== STATED TASK ==
Every record here needs to be written out again exactly.

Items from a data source
■ ■ ■ ■ ■

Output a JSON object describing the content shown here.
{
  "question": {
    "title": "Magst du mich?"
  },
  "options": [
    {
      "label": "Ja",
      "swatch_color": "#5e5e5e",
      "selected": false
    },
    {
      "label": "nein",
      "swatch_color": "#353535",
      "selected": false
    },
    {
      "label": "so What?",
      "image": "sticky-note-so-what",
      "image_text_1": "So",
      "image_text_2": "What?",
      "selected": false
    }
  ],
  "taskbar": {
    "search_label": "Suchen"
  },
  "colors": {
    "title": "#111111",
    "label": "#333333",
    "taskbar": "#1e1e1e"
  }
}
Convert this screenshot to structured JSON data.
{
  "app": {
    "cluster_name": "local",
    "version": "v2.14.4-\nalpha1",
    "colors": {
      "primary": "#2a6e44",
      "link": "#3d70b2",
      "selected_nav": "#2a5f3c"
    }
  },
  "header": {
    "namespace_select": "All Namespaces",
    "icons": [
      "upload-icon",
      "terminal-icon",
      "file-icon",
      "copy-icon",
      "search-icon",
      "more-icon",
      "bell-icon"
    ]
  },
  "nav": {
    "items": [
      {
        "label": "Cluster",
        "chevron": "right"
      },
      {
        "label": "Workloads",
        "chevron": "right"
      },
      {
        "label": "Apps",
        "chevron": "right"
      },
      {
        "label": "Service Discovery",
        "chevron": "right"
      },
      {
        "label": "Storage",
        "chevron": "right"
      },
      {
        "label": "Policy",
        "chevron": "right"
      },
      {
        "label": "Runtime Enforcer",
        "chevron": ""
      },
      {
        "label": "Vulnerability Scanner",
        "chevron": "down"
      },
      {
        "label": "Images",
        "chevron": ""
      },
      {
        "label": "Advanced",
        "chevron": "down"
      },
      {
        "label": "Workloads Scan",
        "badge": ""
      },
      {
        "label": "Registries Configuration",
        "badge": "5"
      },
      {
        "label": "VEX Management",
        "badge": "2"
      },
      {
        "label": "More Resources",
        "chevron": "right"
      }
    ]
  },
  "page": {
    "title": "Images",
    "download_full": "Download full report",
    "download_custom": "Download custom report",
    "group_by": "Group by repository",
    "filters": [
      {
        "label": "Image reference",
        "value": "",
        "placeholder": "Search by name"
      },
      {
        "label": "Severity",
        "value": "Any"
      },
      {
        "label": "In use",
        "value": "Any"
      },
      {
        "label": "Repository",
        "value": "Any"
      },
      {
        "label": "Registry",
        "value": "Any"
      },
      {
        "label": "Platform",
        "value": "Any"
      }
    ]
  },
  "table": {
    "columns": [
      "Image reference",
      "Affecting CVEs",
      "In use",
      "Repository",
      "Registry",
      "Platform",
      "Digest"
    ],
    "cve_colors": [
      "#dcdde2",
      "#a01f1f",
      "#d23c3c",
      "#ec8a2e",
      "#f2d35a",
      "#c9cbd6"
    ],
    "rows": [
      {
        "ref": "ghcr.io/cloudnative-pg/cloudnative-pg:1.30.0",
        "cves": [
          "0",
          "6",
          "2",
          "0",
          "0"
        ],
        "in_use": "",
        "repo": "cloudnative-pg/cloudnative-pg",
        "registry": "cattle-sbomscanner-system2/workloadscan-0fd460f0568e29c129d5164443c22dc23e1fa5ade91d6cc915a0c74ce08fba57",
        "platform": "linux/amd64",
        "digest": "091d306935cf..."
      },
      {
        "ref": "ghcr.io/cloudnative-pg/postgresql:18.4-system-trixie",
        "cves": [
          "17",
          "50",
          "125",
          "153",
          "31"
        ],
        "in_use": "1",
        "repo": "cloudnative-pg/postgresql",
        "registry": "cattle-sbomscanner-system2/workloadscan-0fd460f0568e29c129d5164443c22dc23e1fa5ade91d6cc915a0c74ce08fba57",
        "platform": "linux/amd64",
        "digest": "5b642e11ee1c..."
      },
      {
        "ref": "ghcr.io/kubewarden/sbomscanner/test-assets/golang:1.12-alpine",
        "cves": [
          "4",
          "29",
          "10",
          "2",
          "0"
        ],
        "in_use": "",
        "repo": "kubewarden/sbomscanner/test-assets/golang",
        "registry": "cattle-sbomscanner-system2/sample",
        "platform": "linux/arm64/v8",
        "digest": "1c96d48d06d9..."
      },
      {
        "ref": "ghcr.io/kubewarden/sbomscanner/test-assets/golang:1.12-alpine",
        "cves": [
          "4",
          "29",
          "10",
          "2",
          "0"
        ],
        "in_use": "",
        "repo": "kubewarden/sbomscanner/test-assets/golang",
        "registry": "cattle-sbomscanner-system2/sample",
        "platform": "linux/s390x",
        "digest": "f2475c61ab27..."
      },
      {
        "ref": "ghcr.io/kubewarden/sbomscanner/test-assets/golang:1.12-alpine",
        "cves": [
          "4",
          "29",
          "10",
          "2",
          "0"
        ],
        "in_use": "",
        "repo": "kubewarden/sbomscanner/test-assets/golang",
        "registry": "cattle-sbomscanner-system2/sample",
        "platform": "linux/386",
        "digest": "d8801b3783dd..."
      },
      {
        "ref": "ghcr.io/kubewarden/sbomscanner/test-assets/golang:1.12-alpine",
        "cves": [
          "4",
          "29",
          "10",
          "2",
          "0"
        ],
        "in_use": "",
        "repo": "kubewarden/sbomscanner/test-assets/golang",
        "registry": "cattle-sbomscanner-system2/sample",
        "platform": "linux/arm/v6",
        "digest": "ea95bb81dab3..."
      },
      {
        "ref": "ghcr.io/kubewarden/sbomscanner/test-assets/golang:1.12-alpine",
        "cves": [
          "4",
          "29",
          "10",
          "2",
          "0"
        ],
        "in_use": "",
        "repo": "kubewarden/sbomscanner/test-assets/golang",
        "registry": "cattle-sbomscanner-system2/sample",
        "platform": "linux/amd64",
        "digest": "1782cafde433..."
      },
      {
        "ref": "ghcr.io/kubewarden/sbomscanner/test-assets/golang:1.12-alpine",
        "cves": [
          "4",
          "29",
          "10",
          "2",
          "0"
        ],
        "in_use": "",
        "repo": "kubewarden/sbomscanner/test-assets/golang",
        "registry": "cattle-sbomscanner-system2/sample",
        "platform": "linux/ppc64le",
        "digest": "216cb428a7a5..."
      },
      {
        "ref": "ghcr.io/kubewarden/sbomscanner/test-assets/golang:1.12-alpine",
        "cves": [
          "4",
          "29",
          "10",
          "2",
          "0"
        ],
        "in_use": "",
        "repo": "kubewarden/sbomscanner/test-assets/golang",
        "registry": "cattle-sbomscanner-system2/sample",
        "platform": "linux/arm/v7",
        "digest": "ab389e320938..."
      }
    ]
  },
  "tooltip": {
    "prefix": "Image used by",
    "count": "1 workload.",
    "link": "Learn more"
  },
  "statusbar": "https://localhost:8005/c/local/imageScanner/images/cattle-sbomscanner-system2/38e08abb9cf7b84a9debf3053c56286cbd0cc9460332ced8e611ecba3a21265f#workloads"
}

■ ■ ■ ■ ■

== WRITTEN RESPONSE ==
Output a JSON object describing the content shown here.
{
  "question": {
    "title": "Magst du mich?"
  },
  "options": [
    {
      "label": "Ja",
      "swatch_color": "#5e5e5e",
      "selected": false
    },
    {
      "label": "nein",
      "swatch_color": "#353535",
      "selected": false
    },
    {
      "label": "so What?",
      "image": "sticky-note-so-what",
      "image_text_1": "So",
      "image_text_2": "What?",
      "selected": false
    }
  ],
  "taskbar": {
    "search_label": "Suchen"
  },
  "colors": {
    "title": "#111111",
    "label": "#333333",
    "taskbar": "#1e1e1e"
  }
}
Convert this screenshot to structured JSON data.
{
  "app": {
    "cluster_name": "local",
    "version": "v2.14.4-\nalpha1",
    "colors": {
      "primary": "#2a6e44",
      "link": "#3d70b2",
      "selected_nav": "#2a5f3c"
    }
  },
  "header": {
    "namespace_select": "All Namespaces",
    "icons": [
      "upload-icon",
      "terminal-icon",
      "file-icon",
      "copy-icon",
      "search-icon",
      "more-icon",
      "bell-icon"
    ]
  },
  "nav": {
    "items": [
      {
        "label": "Cluster",
        "chevron": "right"
      },
      {
        "label": "Workloads",
        "chevron": "right"
      },
      {
        "label": "Apps",
        "chevron": "right"
      },
      {
        "label": "Service Discovery",
        "chevron": "right"
      },
      {
        "label": "Storage",
        "chevron": "right"
      },
      {
        "label": "Policy",
        "chevron": "right"
      },
      {
        "label": "Runtime Enforcer",
        "chevron": ""
      },
      {
        "label": "Vulnerability Scanner",
        "chevron": "down"
      },
      {
        "label": "Images",
        "chevron": ""
      },
      {
        "label": "Advanced",
        "chevron": "down"
      },
      {
        "label": "Workloads Scan",
        "badge": ""
      },
      {
        "label": "Registries Configuration",
        "badge": "5"
      },
      {
        "label": "VEX Management",
        "badge": "2"
      },
      {
        "label": "More Resources",
        "chevron": "right"
      }
    ]
  },
  "page": {
    "title": "Images",
    "download_full": "Download full report",
    "download_custom": "Download custom report",
    "group_by": "Group by repository",
    "filters": [
      {
        "label": "Image reference",
        "value": "",
        "placeholder": "Search by name"
      },
      {
        "label": "Severity",
        "value": "Any"
      },
      {
        "label": "In use",
        "value": "Any"
      },
      {
        "label": "Repository",
        "value": "Any"
      },
      {
        "label": "Registry",
        "value": "Any"
      },
      {
        "label": "Platform",
        "value": "Any"
      }
    ]
  },
  "table": {
    "columns": [
      "Image reference",
      "Affecting CVEs",
      "In use",
      "Repository",
      "Registry",
      "Platform",
      "Digest"
    ],
    "cve_colors": [
      "#dcdde2",
      "#a01f1f",
      "#d23c3c",
      "#ec8a2e",
      "#f2d35a",
      "#c9cbd6"
    ],
    "rows": [
      {
        "ref": "ghcr.io/cloudnative-pg/cloudnative-pg:1.30.0",
        "cves": [
          "0",
          "6",
          "2",
          "0",
          "0"
        ],
        "in_use": "",
        "repo": "cloudnative-pg/cloudnative-pg",
        "registry": "cattle-sbomscanner-system2/workloadscan-0fd460f0568e29c129d5164443c22dc23e1fa5ade91d6cc915a0c74ce08fba57",
        "platform": "linux/amd64",
        "digest": "091d306935cf..."
      },
      {
        "ref": "ghcr.io/cloudnative-pg/postgresql:18.4-system-trixie",
        "cves": [
          "17",
          "50",
          "125",
          "153",
          "31"
        ],
        "in_use": "1",
        "repo": "cloudnative-pg/postgresql",
        "registry": "cattle-sbomscanner-system2/workloadscan-0fd460f0568e29c129d5164443c22dc23e1fa5ade91d6cc915a0c74ce08fba57",
        "platform": "linux/amd64",
        "digest": "5b642e11ee1c..."
      },
      {
        "ref": "ghcr.io/kubewarden/sbomscanner/test-assets/golang:1.12-alpine",
        "cves": [
          "4",
          "29",
          "10",
          "2",
          "0"
        ],
        "in_use": "",
        "repo": "kubewarden/sbomscanner/test-assets/golang",
        "registry": "cattle-sbomscanner-system2/sample",
        "platform": "linux/arm64/v8",
        "digest": "1c96d48d06d9..."
      },
      {
        "ref": "ghcr.io/kubewarden/sbomscanner/test-assets/golang:1.12-alpine",
        "cves": [
          "4",
          "29",
          "10",
          "2",
          "0"
        ],
        "in_use": "",
        "repo": "kubewarden/sbomscanner/test-assets/golang",
        "registry": "cattle-sbomscanner-system2/sample",
        "platform": "linux/s390x",
        "digest": "f2475c61ab27..."
      },
      {
        "ref": "ghcr.io/kubewarden/sbomscanner/test-assets/golang:1.12-alpine",
        "cves": [
          "4",
          "29",
          "10",
          "2",
          "0"
        ],
        "in_use": "",
        "repo": "kubewarden/sbomscanner/test-assets/golang",
        "registry": "cattle-sbomscanner-system2/sample",
        "platform": "linux/386",
        "digest": "d8801b3783dd..."
      },
      {
        "ref": "ghcr.io/kubewarden/sbomscanner/test-assets/golang:1.12-alpine",
        "cves": [
          "4",
          "29",
          "10",
          "2",
          "0"
        ],
        "in_use": "",
        "repo": "kubewarden/sbomscanner/test-assets/golang",
        "registry": "cattle-sbomscanner-system2/sample",
        "platform": "linux/arm/v6",
        "digest": "ea95bb81dab3..."
      },
      {
        "ref": "ghcr.io/kubewarden/sbomscanner/test-assets/golang:1.12-alpine",
        "cves": [
          "4",
          "29",
          "10",
          "2",
          "0"
        ],
        "in_use": "",
        "repo": "kubewarden/sbomscanner/test-assets/golang",
        "registry": "cattle-sbomscanner-system2/sample",
        "platform": "linux/amd64",
        "digest": "1782cafde433..."
      },
      {
        "ref": "ghcr.io/kubewarden/sbomscanner/test-assets/golang:1.12-alpine",
        "cves": [
          "4",
          "29",
          "10",
          "2",
          "0"
        ],
        "in_use": "",
        "repo": "kubewarden/sbomscanner/test-assets/golang",
        "registry": "cattle-sbomscanner-system2/sample",
        "platform": "linux/ppc64le",
        "digest": "216cb428a7a5..."
      },
      {
        "ref": "ghcr.io/kubewarden/sbomscanner/test-assets/golang:1.12-alpine",
        "cves": [
          "4",
          "29",
          "10",
          "2",
          "0"
        ],
        "in_use": "",
        "repo": "kubewarden/sbomscanner/test-assets/golang",
        "registry": "cattle-sbomscanner-system2/sample",
        "platform": "linux/arm/v7",
        "digest": "ab389e320938..."
      }
    ]
  },
  "tooltip": {
    "prefix": "Image used by",
    "count": "1 workload.",
    "link": "Learn more"
  },
  "statusbar": "https://localhost:8005/c/local/imageScanner/images/cattle-sbomscanner-system2/38e08abb9cf7b84a9debf3053c56286cbd0cc9460332ced8e611ecba3a21265f#workloads"
}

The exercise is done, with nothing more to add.